| Task objective |
Repeat each line exactly, leaving nothing out.

| Records shown |
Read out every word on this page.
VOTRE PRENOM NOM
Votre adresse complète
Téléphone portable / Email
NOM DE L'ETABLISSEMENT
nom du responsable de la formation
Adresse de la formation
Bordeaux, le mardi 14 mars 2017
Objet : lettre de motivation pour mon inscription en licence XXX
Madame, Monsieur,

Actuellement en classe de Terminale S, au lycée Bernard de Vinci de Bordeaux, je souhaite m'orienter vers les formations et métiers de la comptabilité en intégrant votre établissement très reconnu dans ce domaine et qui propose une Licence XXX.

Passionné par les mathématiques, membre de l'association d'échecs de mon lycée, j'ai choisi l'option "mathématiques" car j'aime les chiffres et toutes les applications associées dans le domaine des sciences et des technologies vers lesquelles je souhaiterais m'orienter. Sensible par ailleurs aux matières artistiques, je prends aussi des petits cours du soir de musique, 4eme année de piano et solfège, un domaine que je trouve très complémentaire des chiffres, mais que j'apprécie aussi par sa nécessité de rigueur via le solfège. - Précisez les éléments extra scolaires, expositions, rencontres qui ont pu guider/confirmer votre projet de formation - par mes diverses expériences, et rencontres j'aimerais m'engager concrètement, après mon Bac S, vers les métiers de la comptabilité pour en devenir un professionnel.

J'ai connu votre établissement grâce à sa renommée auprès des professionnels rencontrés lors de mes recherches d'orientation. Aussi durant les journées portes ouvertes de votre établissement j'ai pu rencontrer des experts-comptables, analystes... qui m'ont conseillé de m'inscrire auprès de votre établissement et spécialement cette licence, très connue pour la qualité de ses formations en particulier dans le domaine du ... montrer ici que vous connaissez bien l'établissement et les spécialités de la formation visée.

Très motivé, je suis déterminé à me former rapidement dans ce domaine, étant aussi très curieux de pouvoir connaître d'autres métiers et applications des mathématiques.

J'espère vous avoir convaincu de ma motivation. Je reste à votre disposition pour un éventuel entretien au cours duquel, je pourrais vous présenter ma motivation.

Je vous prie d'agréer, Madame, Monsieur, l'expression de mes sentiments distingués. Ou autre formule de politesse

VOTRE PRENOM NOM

| Response to the exercise |
Read out every word on this page.
VOTRE PRENOM NOM
Votre adresse complète
Téléphone portable / Email
NOM DE L'ETABLISSEMENT
nom du responsable de la formation
Adresse de la formation
Bordeaux, le mardi 14 mars 2017
Objet : lettre de motivation pour mon inscription en licence XXX
Madame, Monsieur,

Actuellement en classe de Terminale S, au lycée Bernard de Vinci de Bordeaux, je souhaite m'orienter vers les formations et métiers de la comptabilité en intégrant votre établissement très reconnu dans ce domaine et qui propose une Licence XXX.

Passionné par les mathématiques, membre de l'association d'échecs de mon lycée, j'ai choisi l'option "mathématiques" car j'aime les chiffres et toutes les applications associées dans le domaine des sciences et des technologies vers lesquelles je souhaiterais m'orienter. Sensible par ailleurs aux matières artistiques, je prends aussi des petits cours du soir de musique, 4eme année de piano et solfège, un domaine que je trouve très complémentaire des chiffres, mais que j'apprécie aussi par sa nécessité de rigueur via le solfège. - Précisez les éléments extra scolaires, expositions, rencontres qui ont pu guider/confirmer votre projet de formation - par mes diverses expériences, et rencontres j'aimerais m'engager concrètement, après mon Bac S, vers les métiers de la comptabilité pour en devenir un professionnel.

J'ai connu votre établissement grâce à sa renommée auprès des professionnels rencontrés lors de mes recherches d'orientation. Aussi durant les journées portes ouvertes de votre établissement j'ai pu rencontrer des experts-comptables, analystes... qui m'ont conseillé de m'inscrire auprès de votre établissement et spécialement cette licence, très connue pour la qualité de ses formations en particulier dans le domaine du ... montrer ici que vous connaissez bien l'établissement et les spécialités de la formation visée.

Très motivé, je suis déterminé à me former rapidement dans ce domaine, étant aussi très curieux de pouvoir connaître d'autres métiers et applications des mathématiques.

J'espère vous avoir convaincu de ma motivation. Je reste à votre disposition pour un éventuel entretien au cours duquel, je pourrais vous présenter ma motivation.

Je vous prie d'agréer, Madame, Monsieur, l'expression de mes sentiments distingués. Ou autre formule de politesse

VOTRE PRENOM NOM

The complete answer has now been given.